- [ENTRIES SHOWN]
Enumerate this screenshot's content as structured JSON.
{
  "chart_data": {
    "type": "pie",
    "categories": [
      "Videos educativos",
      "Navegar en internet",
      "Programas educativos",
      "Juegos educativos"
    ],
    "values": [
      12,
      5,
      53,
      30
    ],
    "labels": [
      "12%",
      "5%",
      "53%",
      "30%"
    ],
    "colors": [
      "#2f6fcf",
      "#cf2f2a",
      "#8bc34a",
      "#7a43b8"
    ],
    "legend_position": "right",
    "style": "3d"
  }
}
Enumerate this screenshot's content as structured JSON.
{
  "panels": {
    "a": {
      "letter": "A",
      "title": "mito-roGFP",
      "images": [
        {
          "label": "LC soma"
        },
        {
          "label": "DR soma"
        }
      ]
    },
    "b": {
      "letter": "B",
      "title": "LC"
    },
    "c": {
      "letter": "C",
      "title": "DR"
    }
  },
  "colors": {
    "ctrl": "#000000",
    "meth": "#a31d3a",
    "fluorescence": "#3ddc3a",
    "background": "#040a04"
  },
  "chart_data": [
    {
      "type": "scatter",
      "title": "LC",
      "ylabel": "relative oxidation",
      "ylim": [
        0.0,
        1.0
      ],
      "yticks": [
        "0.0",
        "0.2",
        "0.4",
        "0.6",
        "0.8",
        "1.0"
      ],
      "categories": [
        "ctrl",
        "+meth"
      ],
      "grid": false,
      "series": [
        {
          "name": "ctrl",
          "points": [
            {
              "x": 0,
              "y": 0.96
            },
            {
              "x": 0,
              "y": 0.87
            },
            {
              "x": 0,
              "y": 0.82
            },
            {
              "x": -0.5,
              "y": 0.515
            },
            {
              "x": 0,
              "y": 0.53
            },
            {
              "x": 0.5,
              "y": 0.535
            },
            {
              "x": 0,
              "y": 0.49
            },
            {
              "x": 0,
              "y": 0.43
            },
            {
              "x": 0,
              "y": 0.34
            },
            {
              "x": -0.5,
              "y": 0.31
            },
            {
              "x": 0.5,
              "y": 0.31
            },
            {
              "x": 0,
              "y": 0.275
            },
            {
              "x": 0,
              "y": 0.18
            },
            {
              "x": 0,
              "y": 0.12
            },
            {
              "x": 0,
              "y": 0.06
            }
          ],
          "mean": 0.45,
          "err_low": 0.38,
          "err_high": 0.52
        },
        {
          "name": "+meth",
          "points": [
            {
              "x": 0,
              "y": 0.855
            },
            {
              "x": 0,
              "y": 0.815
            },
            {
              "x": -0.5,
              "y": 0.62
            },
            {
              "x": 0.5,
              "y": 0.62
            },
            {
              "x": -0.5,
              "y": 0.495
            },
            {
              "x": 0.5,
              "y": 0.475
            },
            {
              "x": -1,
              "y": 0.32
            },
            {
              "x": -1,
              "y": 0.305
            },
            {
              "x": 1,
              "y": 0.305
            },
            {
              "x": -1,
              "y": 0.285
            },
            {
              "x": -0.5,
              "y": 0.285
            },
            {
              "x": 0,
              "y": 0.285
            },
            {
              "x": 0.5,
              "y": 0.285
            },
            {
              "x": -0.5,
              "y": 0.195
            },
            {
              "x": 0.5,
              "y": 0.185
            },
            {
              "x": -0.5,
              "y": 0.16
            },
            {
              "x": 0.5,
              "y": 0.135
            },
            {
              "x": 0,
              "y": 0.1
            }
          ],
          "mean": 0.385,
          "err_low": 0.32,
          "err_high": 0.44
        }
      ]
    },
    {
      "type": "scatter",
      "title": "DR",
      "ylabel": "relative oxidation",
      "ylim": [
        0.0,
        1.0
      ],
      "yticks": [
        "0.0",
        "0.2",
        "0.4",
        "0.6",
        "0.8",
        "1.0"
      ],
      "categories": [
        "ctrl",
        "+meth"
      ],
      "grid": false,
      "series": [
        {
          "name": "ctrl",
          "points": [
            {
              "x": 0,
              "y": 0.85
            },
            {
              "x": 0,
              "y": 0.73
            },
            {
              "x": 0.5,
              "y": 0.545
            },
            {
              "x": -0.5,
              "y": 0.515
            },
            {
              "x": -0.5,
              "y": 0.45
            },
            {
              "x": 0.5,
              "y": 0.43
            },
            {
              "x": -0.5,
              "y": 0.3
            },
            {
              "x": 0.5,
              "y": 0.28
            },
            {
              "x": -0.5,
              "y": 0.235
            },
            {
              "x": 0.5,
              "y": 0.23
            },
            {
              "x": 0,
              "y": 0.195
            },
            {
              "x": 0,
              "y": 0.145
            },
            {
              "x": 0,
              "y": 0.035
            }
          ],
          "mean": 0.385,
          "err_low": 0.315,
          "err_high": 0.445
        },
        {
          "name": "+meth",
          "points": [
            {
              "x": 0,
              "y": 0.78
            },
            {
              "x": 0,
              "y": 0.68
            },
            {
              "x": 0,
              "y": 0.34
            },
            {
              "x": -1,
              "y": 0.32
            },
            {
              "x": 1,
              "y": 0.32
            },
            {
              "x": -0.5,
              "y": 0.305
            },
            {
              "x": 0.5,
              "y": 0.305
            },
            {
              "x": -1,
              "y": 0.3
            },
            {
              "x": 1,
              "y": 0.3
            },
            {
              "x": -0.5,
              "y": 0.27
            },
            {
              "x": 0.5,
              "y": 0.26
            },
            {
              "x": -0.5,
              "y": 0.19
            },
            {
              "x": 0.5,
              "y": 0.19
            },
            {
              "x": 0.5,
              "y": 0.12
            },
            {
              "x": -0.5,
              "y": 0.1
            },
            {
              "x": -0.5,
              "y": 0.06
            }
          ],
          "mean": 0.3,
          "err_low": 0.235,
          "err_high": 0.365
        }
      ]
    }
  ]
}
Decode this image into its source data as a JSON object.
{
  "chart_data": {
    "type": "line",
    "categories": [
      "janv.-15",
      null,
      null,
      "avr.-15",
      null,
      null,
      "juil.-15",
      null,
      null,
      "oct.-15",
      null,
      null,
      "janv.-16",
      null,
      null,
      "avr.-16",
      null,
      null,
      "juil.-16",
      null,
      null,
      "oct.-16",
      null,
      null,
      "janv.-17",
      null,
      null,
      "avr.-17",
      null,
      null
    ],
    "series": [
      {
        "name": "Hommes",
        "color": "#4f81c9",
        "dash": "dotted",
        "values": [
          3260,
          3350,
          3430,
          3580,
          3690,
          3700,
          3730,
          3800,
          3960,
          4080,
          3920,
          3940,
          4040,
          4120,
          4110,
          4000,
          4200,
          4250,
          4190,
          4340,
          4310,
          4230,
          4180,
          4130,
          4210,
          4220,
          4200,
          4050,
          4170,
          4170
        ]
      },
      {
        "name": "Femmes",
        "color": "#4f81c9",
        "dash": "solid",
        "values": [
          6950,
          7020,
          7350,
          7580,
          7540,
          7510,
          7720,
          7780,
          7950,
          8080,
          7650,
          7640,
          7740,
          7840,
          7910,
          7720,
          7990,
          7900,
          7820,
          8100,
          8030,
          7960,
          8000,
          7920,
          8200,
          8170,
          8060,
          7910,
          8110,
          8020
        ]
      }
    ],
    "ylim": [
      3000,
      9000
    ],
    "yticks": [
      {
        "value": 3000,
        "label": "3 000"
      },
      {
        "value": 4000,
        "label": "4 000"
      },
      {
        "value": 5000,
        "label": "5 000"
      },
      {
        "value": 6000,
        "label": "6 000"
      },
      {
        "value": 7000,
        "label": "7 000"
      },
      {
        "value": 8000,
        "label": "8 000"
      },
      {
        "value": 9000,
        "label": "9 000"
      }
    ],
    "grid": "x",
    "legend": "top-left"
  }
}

- [WORK TO BE COMPLETED] Reproduce the listing in full. Keep it exactly as written.

- [COMPLETED EXERCISE]
Enumerate this screenshot's content as structured JSON.
{
  "chart_data": {
    "type": "pie",
    "categories": [
      "Videos educativos",
      "Navegar en internet",
      "Programas educativos",
      "Juegos educativos"
    ],
    "values": [
      12,
      5,
      53,
      30
    ],
    "labels": [
      "12%",
      "5%",
      "53%",
      "30%"
    ],
    "colors": [
      "#2f6fcf",
      "#cf2f2a",
      "#8bc34a",
      "#7a43b8"
    ],
    "legend_position": "right",
    "style": "3d"
  }
}
Enumerate this screenshot's content as structured JSON.
{
  "panels": {
    "a": {
      "letter": "A",
      "title": "mito-roGFP",
      "images": [
        {
          "label": "LC soma"
        },
        {
          "label": "DR soma"
        }
      ]
    },
    "b": {
      "letter": "B",
      "title": "LC"
    },
    "c": {
      "letter": "C",
      "title": "DR"
    }
  },
  "colors": {
    "ctrl": "#000000",
    "meth": "#a31d3a",
    "fluorescence": "#3ddc3a",
    "background": "#040a04"
  },
  "chart_data": [
    {
      "type": "scatter",
      "title": "LC",
      "ylabel": "relative oxidation",
      "ylim": [
        0.0,
        1.0
      ],
      "yticks": [
        "0.0",
        "0.2",
        "0.4",
        "0.6",
        "0.8",
        "1.0"
      ],
      "categories": [
        "ctrl",
        "+meth"
      ],
      "grid": false,
      "series": [
        {
          "name": "ctrl",
          "points": [
            {
              "x": 0,
              "y": 0.96
            },
            {
              "x": 0,
              "y": 0.87
            },
            {
              "x": 0,
              "y": 0.82
            },
            {
              "x": -0.5,
              "y": 0.515
            },
            {
              "x": 0,
              "y": 0.53
            },
            {
              "x": 0.5,
              "y": 0.535
            },
            {
              "x": 0,
              "y": 0.49
            },
            {
              "x": 0,
              "y": 0.43
            },
            {
              "x": 0,
              "y": 0.34
            },
            {
              "x": -0.5,
              "y": 0.31
            },
            {
              "x": 0.5,
              "y": 0.31
            },
            {
              "x": 0,
              "y": 0.275
            },
            {
              "x": 0,
              "y": 0.18
            },
            {
              "x": 0,
              "y": 0.12
            },
            {
              "x": 0,
              "y": 0.06
            }
          ],
          "mean": 0.45,
          "err_low": 0.38,
          "err_high": 0.52
        },
        {
          "name": "+meth",
          "points": [
            {
              "x": 0,
              "y": 0.855
            },
            {
              "x": 0,
              "y": 0.815
            },
            {
              "x": -0.5,
              "y": 0.62
            },
            {
              "x": 0.5,
              "y": 0.62
            },
            {
              "x": -0.5,
              "y": 0.495
            },
            {
              "x": 0.5,
              "y": 0.475
            },
            {
              "x": -1,
              "y": 0.32
            },
            {
              "x": -1,
              "y": 0.305
            },
            {
              "x": 1,
              "y": 0.305
            },
            {
              "x": -1,
              "y": 0.285
            },
            {
              "x": -0.5,
              "y": 0.285
            },
            {
              "x": 0,
              "y": 0.285
            },
            {
              "x": 0.5,
              "y": 0.285
            },
            {
              "x": -0.5,
              "y": 0.195
            },
            {
              "x": 0.5,
              "y": 0.185
            },
            {
              "x": -0.5,
              "y": 0.16
            },
            {
              "x": 0.5,
              "y": 0.135
            },
            {
              "x": 0,
              "y": 0.1
            }
          ],
          "mean": 0.385,
          "err_low": 0.32,
          "err_high": 0.44
        }
      ]
    },
    {
      "type": "scatter",
      "title": "DR",
      "ylabel": "relative oxidation",
      "ylim": [
        0.0,
        1.0
      ],
      "yticks": [
        "0.0",
        "0.2",
        "0.4",
        "0.6",
        "0.8",
        "1.0"
      ],
      "categories": [
        "ctrl",
        "+meth"
      ],
      "grid": false,
      "series": [
        {
          "name": "ctrl",
          "points": [
            {
              "x": 0,
              "y": 0.85
            },
            {
              "x": 0,
              "y": 0.73
            },
            {
              "x": 0.5,
              "y": 0.545
            },
            {
              "x": -0.5,
              "y": 0.515
            },
            {
              "x": -0.5,
              "y": 0.45
            },
            {
              "x": 0.5,
              "y": 0.43
            },
            {
              "x": -0.5,
              "y": 0.3
            },
            {
              "x": 0.5,
              "y": 0.28
            },
            {
              "x": -0.5,
              "y": 0.235
            },
            {
              "x": 0.5,
              "y": 0.23
            },
            {
              "x": 0,
              "y": 0.195
            },
            {
              "x": 0,
              "y": 0.145
            },
            {
              "x": 0,
              "y": 0.035
            }
          ],
          "mean": 0.385,
          "err_low": 0.315,
          "err_high": 0.445
        },
        {
          "name": "+meth",
          "points": [
            {
              "x": 0,
              "y": 0.78
            },
            {
              "x": 0,
              "y": 0.68
            },
            {
              "x": 0,
              "y": 0.34
            },
            {
              "x": -1,
              "y": 0.32
            },
            {
              "x": 1,
              "y": 0.32
            },
            {
              "x": -0.5,
              "y": 0.305
            },
            {
              "x": 0.5,
              "y": 0.305
            },
            {
              "x": -1,
              "y": 0.3
            },
            {
              "x": 1,
              "y": 0.3
            },
            {
              "x": -0.5,
              "y": 0.27
            },
            {
              "x": 0.5,
              "y": 0.26
            },
            {
              "x": -0.5,
              "y": 0.19
            },
            {
              "x": 0.5,
              "y": 0.19
            },
            {
              "x": 0.5,
              "y": 0.12
            },
            {
              "x": -0.5,
              "y": 0.1
            },
            {
              "x": -0.5,
              "y": 0.06
            }
          ],
          "mean": 0.3,
          "err_low": 0.235,
          "err_high": 0.365
        }
      ]
    }
  ]
}
Decode this image into its source data as a JSON object.
{
  "chart_data": {
    "type": "line",
    "categories": [
      "janv.-15",
      null,
      null,
      "avr.-15",
      null,
      null,
      "juil.-15",
      null,
      null,
      "oct.-15",
      null,
      null,
      "janv.-16",
      null,
      null,
      "avr.-16",
      null,
      null,
      "juil.-16",
      null,
      null,
      "oct.-16",
      null,
      null,
      "janv.-17",
      null,
      null,
      "avr.-17",
      null,
      null
    ],
    "series": [
      {
        "name": "Hommes",
        "color": "#4f81c9",
        "dash": "dotted",
        "values": [
          3260,
          3350,
          3430,
          3580,
          3690,
          3700,
          3730,
          3800,
          3960,
          4080,
          3920,
          3940,
          4040,
          4120,
          4110,
          4000,
          4200,
          4250,
          4190,
          4340,
          4310,
          4230,
          4180,
          4130,
          4210,
          4220,
          4200,
          4050,
          4170,
          4170
        ]
      },
      {
        "name": "Femmes",
        "color": "#4f81c9",
        "dash": "solid",
        "values": [
          6950,
          7020,
          7350,
          7580,
          7540,
          7510,
          7720,
          7780,
          7950,
          8080,
          7650,
          7640,
          7740,
          7840,
          7910,
          7720,
          7990,
          7900,
          7820,
          8100,
          8030,
          7960,
          8000,
          7920,
          8200,
          8170,
          8060,
          7910,
          8110,
          8020
        ]
      }
    ],
    "ylim": [
      3000,
      9000
    ],
    "yticks": [
      {
        "value": 3000,
        "label": "3 000"
      },
      {
        "value": 4000,
        "label": "4 000"
      },
      {
        "value": 5000,
        "label": "5 000"
      },
      {
        "value": 6000,
        "label": "6 000"
      },
      {
        "value": 7000,
        "label": "7 000"
      },
      {
        "value": 8000,
        "label": "8 000"
      },
      {
        "value": 9000,
        "label": "9 000"
      }
    ],
    "grid": "x",
    "legend": "top-left"
  }
}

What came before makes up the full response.